Work required ->
Output all entries verbatim. Skip pictures.
+ + + + + + +
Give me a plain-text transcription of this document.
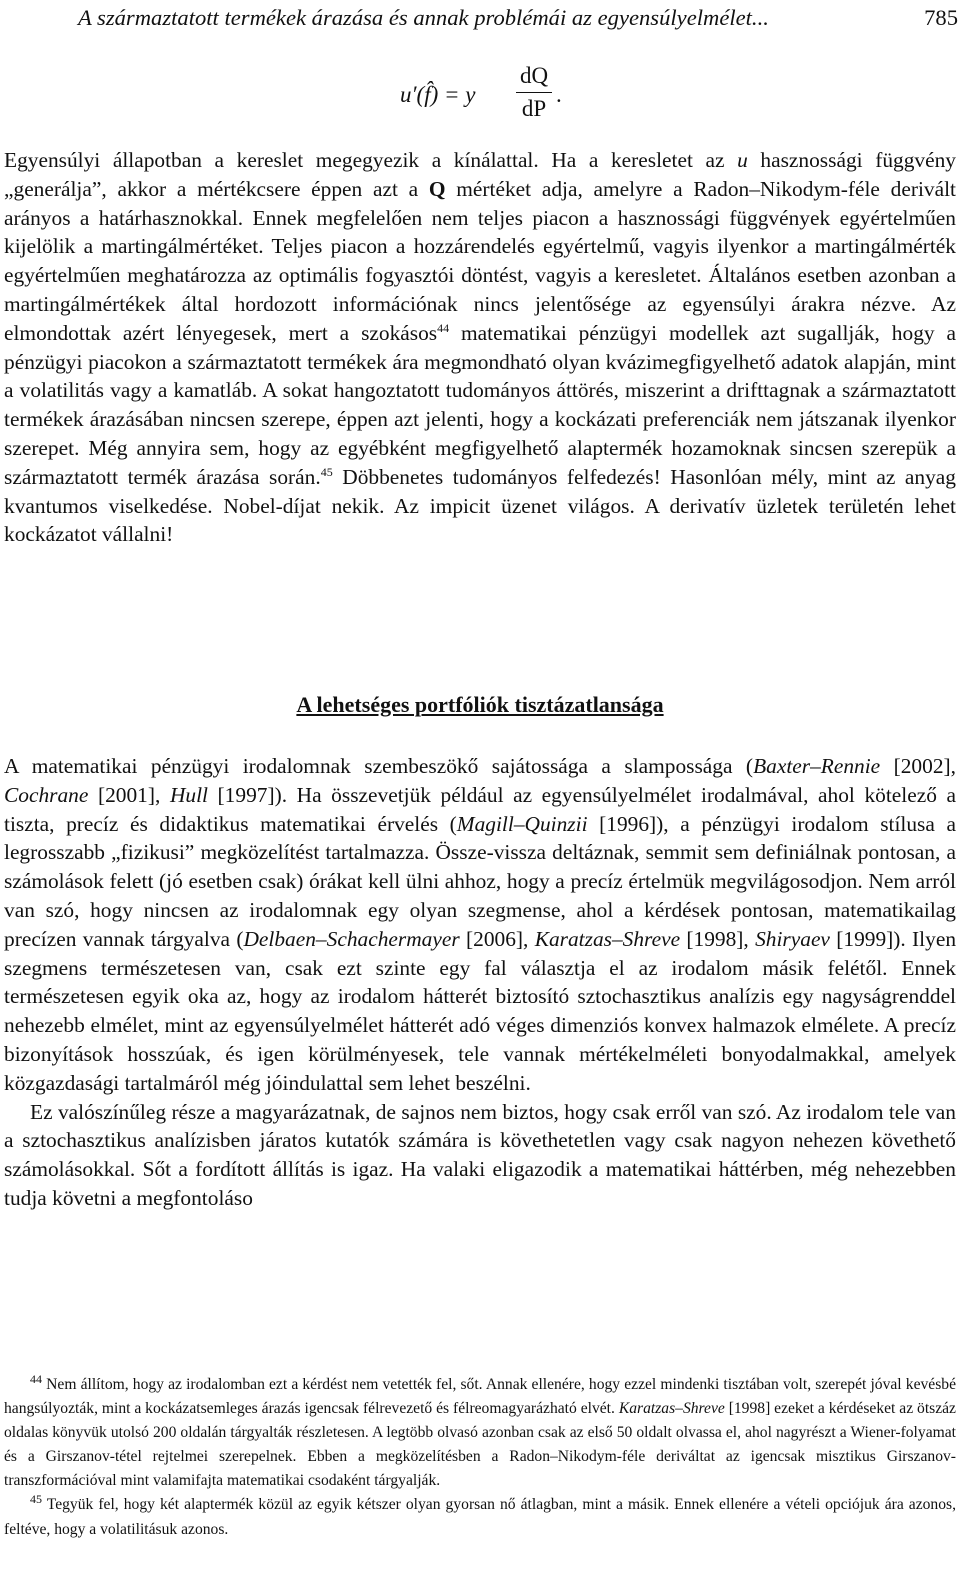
A származtatott termékek árazása és annak problémái az egyensúlyelmélet...	785
u′(f̂) = y
dQ
dP
.

Egyensúlyi állapotban a kereslet megegyezik a kínálattal. Ha a keresletet az u hasznossági függvény „generálja”, akkor a mértékcsere éppen azt a Q mértéket adja, amelyre a Radon–Nikodym-féle derivált arányos a határhasznokkal. Ennek megfelelően nem teljes piacon a hasznossági függvények egyértelműen kijelölik a martingálmértéket. Teljes piacon a hozzárendelés egyértelmű, vagyis ilyenkor a martingálmérték egyértelműen meghatározza az optimális fogyasztói döntést, vagyis a keresletet. Általános esetben azonban a martingálmértékek által hordozott információnak nincs jelentősége az egyensúlyi árakra nézve. Az elmondottak azért lényegesek, mert a szokásos$^{44}$ matematikai pénzügyi modellek azt sugallják, hogy a pénzügyi piacokon a származtatott termékek ára megmondható olyan kvázimegfigyelhető adatok alapján, mint a volatilitás vagy a kamatláb. A sokat hangoztatott tudományos áttörés, miszerint a drifttagnak a származtatott termékek árazásában nincsen szerepe, éppen azt jelenti, hogy a kockázati preferenciák nem játszanak ilyenkor szerepet. Még annyira sem, hogy az egyébként megfigyelhető alaptermék hozamoknak sincsen szerepük a származtatott termék árazása során.$^{45}$ Döbbenetes tudományos felfedezés! Hasonlóan mély, mint az anyag kvantumos viselkedése. Nobel-díjat nekik. Az impicit üzenet világos. A derivatív üzletek területén lehet kockázatot vállalni!

A lehetséges portfóliók tisztázatlansága

A matematikai pénzügyi irodalomnak szembeszökő sajátossága a slampossága (Baxter–Rennie [2002], Cochrane [2001], Hull [1997]). Ha összevetjük például az egyensúlyelmélet irodalmával, ahol kötelező a tiszta, precíz és didaktikus matematikai érvelés (Magill–Quinzii [1996]), a pénzügyi irodalom stílusa a legrosszabb „fizikusi” megközelítést tartalmazza. Össze-vissza deltáznak, semmit sem definiálnak pontosan, a számolások felett (jó esetben csak) órákat kell ülni ahhoz, hogy a precíz értelmük megvilágosodjon. Nem arról van szó, hogy nincsen az irodalomnak egy olyan szegmense, ahol a kérdések pontosan, matematikailag precízen vannak tárgyalva (Delbaen–Schachermayer [2006], Karatzas–Shreve [1998], Shiryaev [1999]). Ilyen szegmens természetesen van, csak ezt szinte egy fal választja el az irodalom másik felétől. Ennek természetesen egyik oka az, hogy az irodalom hátterét biztosító sztochasztikus analízis egy nagyságrenddel nehezebb elmélet, mint az egyensúlyelmélet hátterét adó véges dimenziós konvex halmazok elmélete. A precíz bizonyítások hosszúak, és igen körülményesek, tele vannak mértékelméleti bonyodalmakkal, amelyek közgazdasági tartalmáról még jóindulattal sem lehet beszélni.

Ez valószínűleg része a magyarázatnak, de sajnos nem biztos, hogy csak erről van szó. Az irodalom tele van a sztochasztikus analízisben járatos kutatók számára is követhetetlen vagy csak nagyon nehezen követhető számolásokkal. Sőt a fordított állítás is igaz. Ha valaki eligazodik a matematikai háttérben, még nehezebben tudja követni a megfontoláso

$^{44}$ Nem állítom, hogy az irodalomban ezt a kérdést nem vetették fel, sőt. Annak ellenére, hogy ezzel mindenki tisztában volt, szerepét jóval kevésbé hangsúlyozták, mint a kockázatsemleges árazás igencsak félrevezető és félreomagyarázható elvét. Karatzas–Shreve [1998] ezeket a kérdéseket az ötszáz oldalas könyvük utolsó 200 oldalán tárgyalták részletesen. A legtöbb olvasó azonban csak az első 50 oldalt olvassa el, ahol nagyrészt a Wiener-folyamat és a Girszanov-tétel rejtelmei szerepelnek. Ebben a megközelítésben a Radon–Nikodym-féle deriváltat az igencsak misztikus Girszanov-transzformációval mint valamifajta matematikai csodaként tárgyalják.

$^{45}$ Tegyük fel, hogy két alaptermék közül az egyik kétszer olyan gyorsan nő átlagban, mint a másik. Ennek ellenére a vételi opciójuk ára azonos, feltéve, hogy a volatilitásuk azonos.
+ + + + + + +
Solution to this exercise ->
Give me a plain-text transcription of this document.
A származtatott termékek árazása és annak problémái az egyensúlyelmélet...	785
u′(f̂) = y
dQ
dP
.

Egyensúlyi állapotban a kereslet megegyezik a kínálattal. Ha a keresletet az u hasznossági függvény „generálja”, akkor a mértékcsere éppen azt a Q mértéket adja, amelyre a Radon–Nikodym-féle derivált arányos a határhasznokkal. Ennek megfelelően nem teljes piacon a hasznossági függvények egyértelműen kijelölik a martingálmértéket. Teljes piacon a hozzárendelés egyértelmű, vagyis ilyenkor a martingálmérték egyértelműen meghatározza az optimális fogyasztói döntést, vagyis a keresletet. Általános esetben azonban a martingálmértékek által hordozott információnak nincs jelentősége az egyensúlyi árakra nézve. Az elmondottak azért lényegesek, mert a szokásos$^{44}$ matematikai pénzügyi modellek azt sugallják, hogy a pénzügyi piacokon a származtatott termékek ára megmondható olyan kvázimegfigyelhető adatok alapján, mint a volatilitás vagy a kamatláb. A sokat hangoztatott tudományos áttörés, miszerint a drifttagnak a származtatott termékek árazásában nincsen szerepe, éppen azt jelenti, hogy a kockázati preferenciák nem játszanak ilyenkor szerepet. Még annyira sem, hogy az egyébként megfigyelhető alaptermék hozamoknak sincsen szerepük a származtatott termék árazása során.$^{45}$ Döbbenetes tudományos felfedezés! Hasonlóan mély, mint az anyag kvantumos viselkedése. Nobel-díjat nekik. Az impicit üzenet világos. A derivatív üzletek területén lehet kockázatot vállalni!

A lehetséges portfóliók tisztázatlansága

A matematikai pénzügyi irodalomnak szembeszökő sajátossága a slampossága (Baxter–Rennie [2002], Cochrane [2001], Hull [1997]). Ha összevetjük például az egyensúlyelmélet irodalmával, ahol kötelező a tiszta, precíz és didaktikus matematikai érvelés (Magill–Quinzii [1996]), a pénzügyi irodalom stílusa a legrosszabb „fizikusi” megközelítést tartalmazza. Össze-vissza deltáznak, semmit sem definiálnak pontosan, a számolások felett (jó esetben csak) órákat kell ülni ahhoz, hogy a precíz értelmük megvilágosodjon. Nem arról van szó, hogy nincsen az irodalomnak egy olyan szegmense, ahol a kérdések pontosan, matematikailag precízen vannak tárgyalva (Delbaen–Schachermayer [2006], Karatzas–Shreve [1998], Shiryaev [1999]). Ilyen szegmens természetesen van, csak ezt szinte egy fal választja el az irodalom másik felétől. Ennek természetesen egyik oka az, hogy az irodalom hátterét biztosító sztochasztikus analízis egy nagyságrenddel nehezebb elmélet, mint az egyensúlyelmélet hátterét adó véges dimenziós konvex halmazok elmélete. A precíz bizonyítások hosszúak, és igen körülményesek, tele vannak mértékelméleti bonyodalmakkal, amelyek közgazdasági tartalmáról még jóindulattal sem lehet beszélni.

Ez valószínűleg része a magyarázatnak, de sajnos nem biztos, hogy csak erről van szó. Az irodalom tele van a sztochasztikus analízisben járatos kutatók számára is követhetetlen vagy csak nagyon nehezen követhető számolásokkal. Sőt a fordított állítás is igaz. Ha valaki eligazodik a matematikai háttérben, még nehezebben tudja követni a megfontoláso

$^{44}$ Nem állítom, hogy az irodalomban ezt a kérdést nem vetették fel, sőt. Annak ellenére, hogy ezzel mindenki tisztában volt, szerepét jóval kevésbé hangsúlyozták, mint a kockázatsemleges árazás igencsak félrevezető és félreomagyarázható elvét. Karatzas–Shreve [1998] ezeket a kérdéseket az ötszáz oldalas könyvük utolsó 200 oldalán tárgyalták részletesen. A legtöbb olvasó azonban csak az első 50 oldalt olvassa el, ahol nagyrészt a Wiener-folyamat és a Girszanov-tétel rejtelmei szerepelnek. Ebben a megközelítésben a Radon–Nikodym-féle deriváltat az igencsak misztikus Girszanov-transzformációval mint valamifajta matematikai csodaként tárgyalják.

$^{45}$ Tegyük fel, hogy két alaptermék közül az egyik kétszer olyan gyorsan nő átlagban, mint a másik. Ennek ellenére a vételi opciójuk ára azonos, feltéve, hogy a volatilitásuk azonos.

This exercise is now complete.